**Data section**
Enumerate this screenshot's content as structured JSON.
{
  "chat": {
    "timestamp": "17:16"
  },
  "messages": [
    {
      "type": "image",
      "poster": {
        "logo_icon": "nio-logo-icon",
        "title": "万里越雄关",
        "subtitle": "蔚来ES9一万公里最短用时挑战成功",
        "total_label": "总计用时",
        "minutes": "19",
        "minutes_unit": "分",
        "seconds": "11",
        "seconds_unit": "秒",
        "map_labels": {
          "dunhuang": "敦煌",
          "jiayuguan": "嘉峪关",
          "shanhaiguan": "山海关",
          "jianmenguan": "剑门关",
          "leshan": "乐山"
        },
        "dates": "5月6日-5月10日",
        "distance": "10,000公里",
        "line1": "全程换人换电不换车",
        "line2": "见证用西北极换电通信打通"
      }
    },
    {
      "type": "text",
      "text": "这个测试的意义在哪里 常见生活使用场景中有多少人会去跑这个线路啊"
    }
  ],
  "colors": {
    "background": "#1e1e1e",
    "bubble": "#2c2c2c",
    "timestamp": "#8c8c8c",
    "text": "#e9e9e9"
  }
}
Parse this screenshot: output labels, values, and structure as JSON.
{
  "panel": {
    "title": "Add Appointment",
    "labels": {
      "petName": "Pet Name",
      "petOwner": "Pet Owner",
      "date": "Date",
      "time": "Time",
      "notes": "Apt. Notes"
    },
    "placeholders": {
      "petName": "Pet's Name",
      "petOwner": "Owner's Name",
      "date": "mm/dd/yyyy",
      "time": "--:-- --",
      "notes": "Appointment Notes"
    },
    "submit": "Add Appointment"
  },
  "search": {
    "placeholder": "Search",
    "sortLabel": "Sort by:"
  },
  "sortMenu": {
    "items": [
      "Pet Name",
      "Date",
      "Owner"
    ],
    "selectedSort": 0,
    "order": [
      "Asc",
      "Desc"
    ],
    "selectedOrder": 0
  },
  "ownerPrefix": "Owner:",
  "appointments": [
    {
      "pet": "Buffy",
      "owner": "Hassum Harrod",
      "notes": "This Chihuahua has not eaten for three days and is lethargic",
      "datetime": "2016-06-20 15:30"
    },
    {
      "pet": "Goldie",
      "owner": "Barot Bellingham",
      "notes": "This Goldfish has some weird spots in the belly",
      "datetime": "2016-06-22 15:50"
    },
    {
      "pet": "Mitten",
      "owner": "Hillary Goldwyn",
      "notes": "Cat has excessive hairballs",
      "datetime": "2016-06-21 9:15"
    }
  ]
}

**Aim**
Scan the data for the word "JSON" and copy every line where it shows up.

**Task answer**
Enumerate this screenshot's content as structured JSON.
Parse this screenshot: output labels, values, and structure as JSON.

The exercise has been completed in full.